Where the word "Maximum" occurs in a line, return that line.
================================
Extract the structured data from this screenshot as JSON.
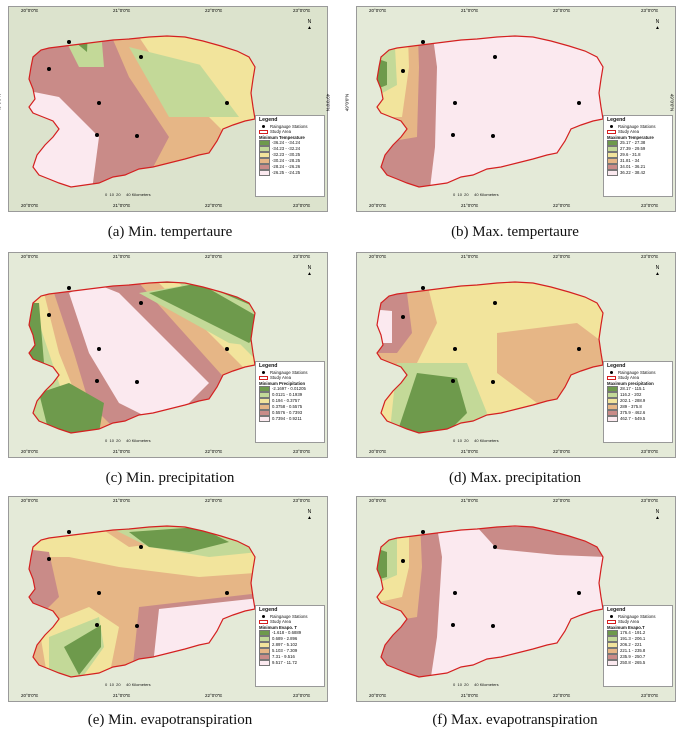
{
  "axes": {
    "top": [
      "20°0'0\"E",
      "21°0'0\"E",
      "22°0'0\"E",
      "23°0'0\"E"
    ],
    "bottom": [
      "20°0'0\"E",
      "21°0'0\"E",
      "22°0'0\"E",
      "23°0'0\"E"
    ],
    "lat": "49°0'0\"N"
  },
  "legend_common": {
    "title": "Legend",
    "stations": "Raingauge Stations",
    "study": "Study Area"
  },
  "scale": {
    "ticks": [
      "0",
      "10",
      "20",
      "40 Kilometers"
    ]
  },
  "north": "N",
  "panels": [
    {
      "caption": "(a) Min. tempertaure",
      "legend_title": "Minimum Temperature",
      "classes": [
        "-36.24 - -34.24",
        "-34.23 - -32.24",
        "-32.23 - -30.25",
        "-30.24 - -28.25",
        "-28.24 - -26.26",
        "-26.25 - -24.25"
      ],
      "colors": [
        "#6e9a4c",
        "#c3d998",
        "#f2e49c",
        "#e6b686",
        "#c98b88",
        "#fbe9ef"
      ]
    },
    {
      "caption": "(b) Max. tempertaure",
      "legend_title": "Maximum Temperature",
      "classes": [
        "25.17 - 27.38",
        "27.39 - 29.59",
        "29.6 - 31.8",
        "31.81 - 34",
        "34.01 - 36.21",
        "36.22 - 38.42"
      ],
      "colors": [
        "#6e9a4c",
        "#c3d998",
        "#f2e49c",
        "#e6b686",
        "#c98b88",
        "#fbe9ef"
      ]
    },
    {
      "caption": "(c) Min. precipitation",
      "legend_title": "Minimum Precipitation",
      "classes": [
        "-2.1697 - 0.01205",
        "0.0121 - 0.1939",
        "0.194 - 0.3757",
        "0.3758 - 0.5575",
        "0.5576 - 0.7393",
        "0.7394 - 0.9211"
      ],
      "colors": [
        "#6e9a4c",
        "#c3d998",
        "#f2e49c",
        "#e6b686",
        "#c98b88",
        "#fbe9ef"
      ]
    },
    {
      "caption": "(d) Max. precipitation",
      "legend_title": "Maximum precipitation",
      "classes": [
        "28.17 - 115.1",
        "116.2 - 202",
        "202.1 - 288.9",
        "289 - 375.8",
        "375.9 - 462.6",
        "462.7 - 549.5"
      ],
      "colors": [
        "#6e9a4c",
        "#c3d998",
        "#f2e49c",
        "#e6b686",
        "#c98b88",
        "#fbe9ef"
      ]
    },
    {
      "caption": "(e) Min. evapotranspiration",
      "legend_title": "Minimum Evapo. T",
      "classes": [
        "-1.618 - 0.6889",
        "0.689 - 2.896",
        "2.897 - 5.102",
        "5.103 - 7.309",
        "7.31 - 9.516",
        "9.517 - 11.72"
      ],
      "colors": [
        "#6e9a4c",
        "#c3d998",
        "#f2e49c",
        "#e6b686",
        "#c98b88",
        "#fbe9ef"
      ]
    },
    {
      "caption": "(f) Max. evapotranspiration",
      "legend_title": "Maximum Evapo.T",
      "classes": [
        "176.4 - 191.2",
        "191.3 - 206.1",
        "206.2 - 221",
        "221.1 - 235.8",
        "235.9 - 250.7",
        "250.8 - 265.5"
      ],
      "colors": [
        "#6e9a4c",
        "#c3d998",
        "#f2e49c",
        "#e6b686",
        "#c98b88",
        "#fbe9ef"
      ]
    }
  ]
}
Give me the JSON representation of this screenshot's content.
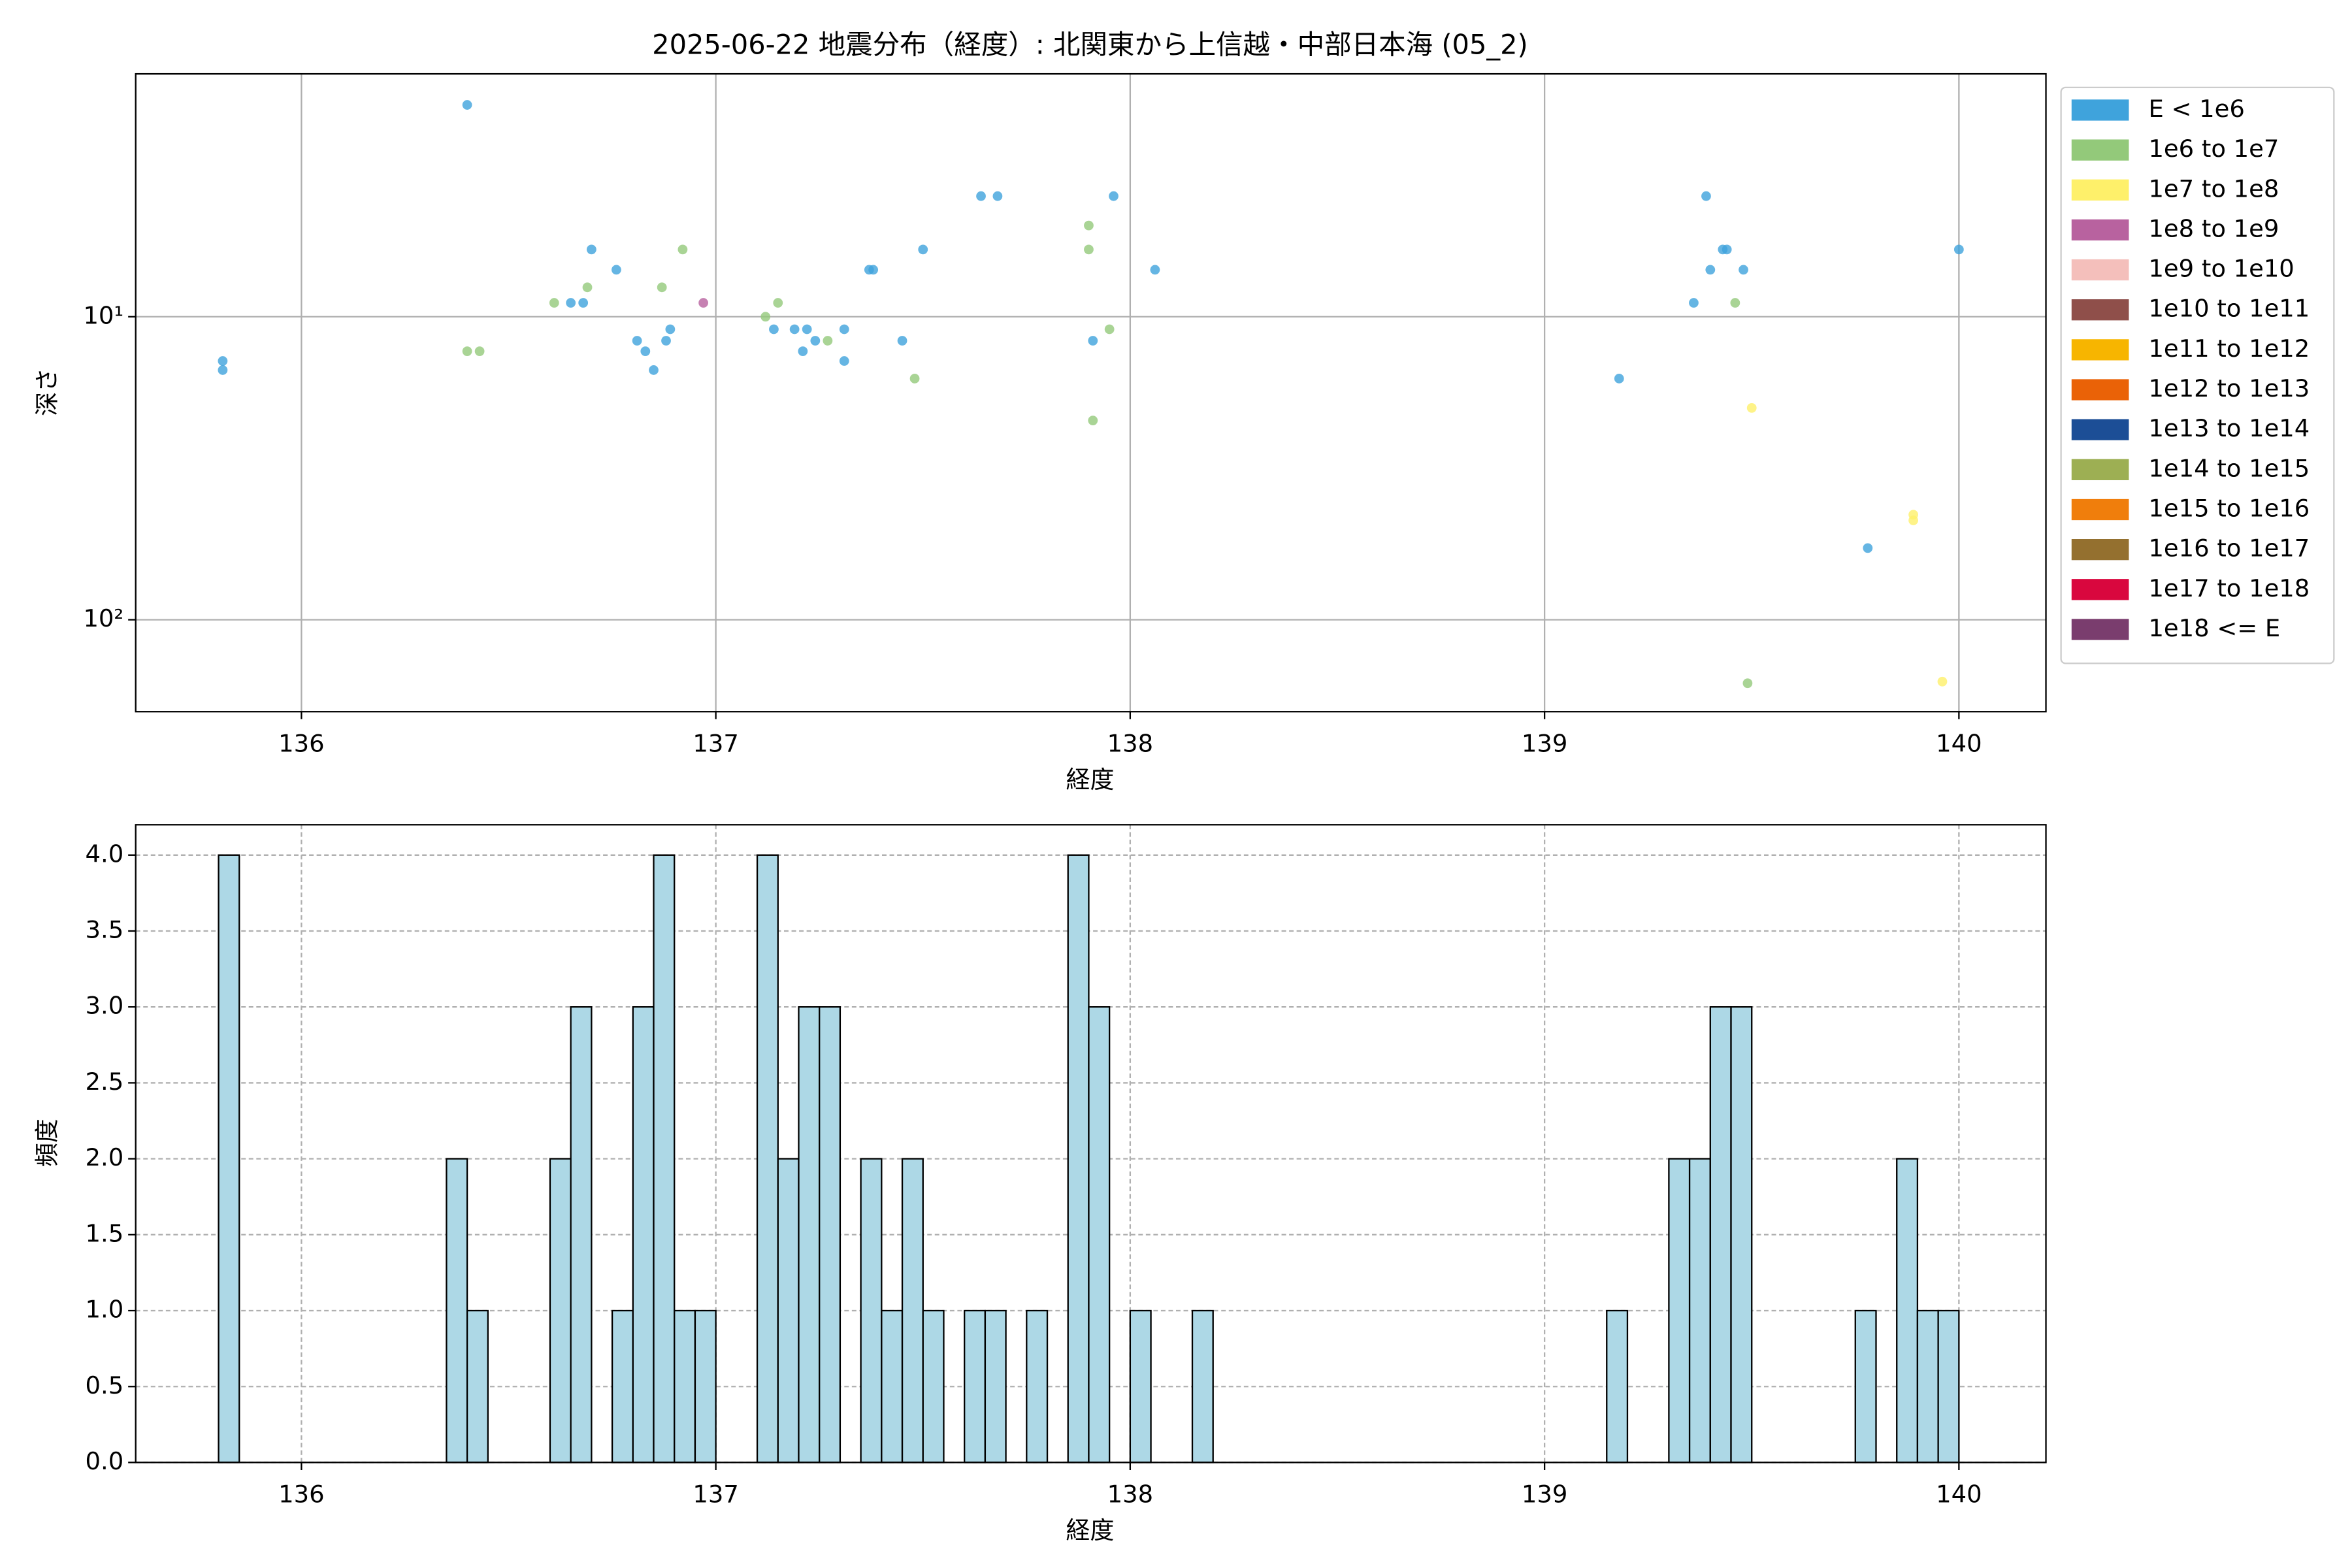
{
  "chart_data": [
    {
      "type": "scatter",
      "title": "2025-06-22 地震分布（経度）: 北関東から上信越・中部日本海 (05_2)",
      "xlabel": "経度",
      "ylabel": "深さ",
      "xlim": [
        135.6,
        140.21
      ],
      "xticks": [
        136,
        137,
        138,
        139,
        140
      ],
      "ylim": [
        1.58,
        201
      ],
      "yscale": "log",
      "yinverted": true,
      "yticks": [
        {
          "value": 10,
          "label": "10¹"
        },
        {
          "value": 100,
          "label": "10²"
        }
      ],
      "grid": true,
      "legend": "outside-upper-right",
      "series": [
        {
          "name": "E < 1e6",
          "color": "#3fa3dc",
          "x": [
            135.81,
            135.81,
            136.4,
            136.65,
            136.68,
            136.7,
            136.76,
            136.81,
            136.83,
            136.85,
            136.88,
            136.89,
            137.14,
            137.19,
            137.21,
            137.22,
            137.24,
            137.31,
            137.31,
            137.37,
            137.38,
            137.45,
            137.5,
            137.64,
            137.68,
            137.91,
            137.96,
            138.06,
            139.18,
            139.36,
            139.39,
            139.4,
            139.43,
            139.44,
            139.48,
            139.78,
            140.0
          ],
          "values": [
            14,
            15,
            2,
            9,
            9,
            6,
            7,
            12,
            13,
            15,
            12,
            11,
            11,
            11,
            13,
            11,
            12,
            14,
            11,
            7,
            7,
            12,
            6,
            4,
            4,
            12,
            4,
            7,
            16,
            9,
            4,
            7,
            6,
            6,
            7,
            58,
            6
          ]
        },
        {
          "name": "1e6 to 1e7",
          "color": "#93c97a",
          "x": [
            136.4,
            136.43,
            136.61,
            136.69,
            136.87,
            136.92,
            137.12,
            137.15,
            137.27,
            137.48,
            137.9,
            137.9,
            137.91,
            137.95,
            139.46,
            139.49
          ],
          "values": [
            13,
            13,
            9,
            8,
            8,
            6,
            10,
            9,
            12,
            16,
            5,
            6,
            22,
            11,
            9,
            162
          ]
        },
        {
          "name": "1e7 to 1e8",
          "color": "#fef06a",
          "x": [
            139.5,
            139.89,
            139.89,
            139.96
          ],
          "values": [
            20,
            47,
            45,
            160
          ]
        },
        {
          "name": "1e8 to 1e9",
          "color": "#b8629f",
          "x": [
            136.97
          ],
          "values": [
            9
          ]
        },
        {
          "name": "1e9 to 1e10",
          "color": "#f4bfbb",
          "x": [],
          "values": []
        },
        {
          "name": "1e10 to 1e11",
          "color": "#8f4f4a",
          "x": [],
          "values": []
        },
        {
          "name": "1e11 to 1e12",
          "color": "#f7b500",
          "x": [],
          "values": []
        },
        {
          "name": "1e12 to 1e13",
          "color": "#ea6207",
          "x": [],
          "values": []
        },
        {
          "name": "1e13 to 1e14",
          "color": "#1c4e96",
          "x": [],
          "values": []
        },
        {
          "name": "1e14 to 1e15",
          "color": "#9daf53",
          "x": [],
          "values": []
        },
        {
          "name": "1e15 to 1e16",
          "color": "#f07e0c",
          "x": [],
          "values": []
        },
        {
          "name": "1e16 to 1e17",
          "color": "#94702f",
          "x": [],
          "values": []
        },
        {
          "name": "1e17 to 1e18",
          "color": "#d9073e",
          "x": [],
          "values": []
        },
        {
          "name": "1e18 <= E",
          "color": "#7a3d6e",
          "x": [],
          "values": []
        }
      ]
    },
    {
      "type": "histogram",
      "xlabel": "経度",
      "ylabel": "頻度",
      "color": "#add8e6",
      "edgecolor": "#000000",
      "xlim": [
        135.6,
        140.21
      ],
      "xticks": [
        136,
        137,
        138,
        139,
        140
      ],
      "ylim": [
        0,
        4.2
      ],
      "yticks": [
        {
          "value": 0,
          "label": "0.0"
        },
        0.5,
        {
          "value": 1,
          "label": "1.0"
        },
        1.5,
        {
          "value": 2,
          "label": "2.0"
        },
        2.5,
        {
          "value": 3,
          "label": "3.0"
        },
        3.5,
        {
          "value": 4,
          "label": "4.0"
        }
      ],
      "grid": true,
      "bins": [
        135.8,
        135.85,
        135.9,
        135.95,
        136,
        136.05,
        136.1,
        136.15,
        136.2,
        136.25,
        136.3,
        136.35,
        136.4,
        136.45,
        136.5,
        136.55,
        136.6,
        136.65,
        136.7,
        136.75,
        136.8,
        136.85,
        136.9,
        136.95,
        137,
        137.05,
        137.1,
        137.15,
        137.2,
        137.25,
        137.3,
        137.35,
        137.4,
        137.45,
        137.5,
        137.55,
        137.6,
        137.65,
        137.7,
        137.75,
        137.8,
        137.85,
        137.9,
        137.95,
        138,
        138.05,
        138.1,
        138.15,
        138.2,
        138.25,
        138.3,
        138.35,
        138.4,
        138.45,
        138.5,
        138.55,
        138.6,
        138.65,
        138.7,
        138.75,
        138.8,
        138.85,
        138.9,
        138.95,
        139,
        139.05,
        139.1,
        139.15,
        139.2,
        139.25,
        139.3,
        139.35,
        139.4,
        139.45,
        139.5,
        139.55,
        139.6,
        139.65,
        139.7,
        139.75,
        139.8,
        139.85,
        139.9,
        139.95,
        140
      ],
      "values": [
        4,
        0,
        0,
        0,
        0,
        0,
        0,
        0,
        0,
        0,
        0,
        2,
        1,
        0,
        0,
        0,
        2,
        3,
        0,
        1,
        3,
        4,
        1,
        1,
        0,
        0,
        4,
        2,
        3,
        3,
        0,
        2,
        1,
        2,
        1,
        0,
        1,
        1,
        0,
        1,
        0,
        4,
        3,
        0,
        1,
        0,
        0,
        1,
        0,
        0,
        0,
        0,
        0,
        0,
        0,
        0,
        0,
        0,
        0,
        0,
        0,
        0,
        0,
        0,
        0,
        0,
        0,
        1,
        0,
        0,
        2,
        2,
        3,
        3,
        0,
        0,
        0,
        0,
        0,
        1,
        0,
        2,
        1,
        1
      ]
    }
  ]
}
================================
» **SOLUTION**:
      "legend_title": "Maximum Temperature",
      "legend_title": "Maximum precipitation",
      "legend_title": "Maximum Evapo.T",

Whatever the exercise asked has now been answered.